▶ Records provided
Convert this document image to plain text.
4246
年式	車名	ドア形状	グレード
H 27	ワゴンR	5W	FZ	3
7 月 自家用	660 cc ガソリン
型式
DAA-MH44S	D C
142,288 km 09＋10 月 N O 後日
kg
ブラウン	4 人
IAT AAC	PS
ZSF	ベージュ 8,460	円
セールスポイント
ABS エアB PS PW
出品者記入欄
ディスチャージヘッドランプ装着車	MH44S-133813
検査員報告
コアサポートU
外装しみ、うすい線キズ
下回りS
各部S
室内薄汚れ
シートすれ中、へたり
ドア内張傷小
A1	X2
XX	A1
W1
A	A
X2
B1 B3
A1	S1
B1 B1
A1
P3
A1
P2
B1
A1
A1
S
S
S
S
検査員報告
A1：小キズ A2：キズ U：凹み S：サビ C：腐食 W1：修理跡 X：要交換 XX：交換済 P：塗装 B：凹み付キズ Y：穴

▶ The request
Can you reproduce all the material exactly?

▶ Full solution
Convert this document image to plain text.
4246
年式	車名	ドア形状	グレード
H 27	ワゴンR	5W	FZ	3
7 月 自家用	660 cc ガソリン
型式
DAA-MH44S	D C
142,288 km 09＋10 月 N O 後日
kg
ブラウン	4 人
IAT AAC	PS
ZSF	ベージュ 8,460	円
セールスポイント
ABS エアB PS PW
出品者記入欄
ディスチャージヘッドランプ装着車	MH44S-133813
検査員報告
コアサポートU
外装しみ、うすい線キズ
下回りS
各部S
室内薄汚れ
シートすれ中、へたり
ドア内張傷小
A1	X2
XX	A1
W1
A	A
X2
B1 B3
A1	S1
B1 B1
A1
P3
A1
P2
B1
A1
A1
S
S
S
S
検査員報告
A1：小キズ A2：キズ U：凹み S：サビ C：腐食 W1：修理跡 X：要交換 XX：交換済 P：塗装 B：凹み付キズ Y：穴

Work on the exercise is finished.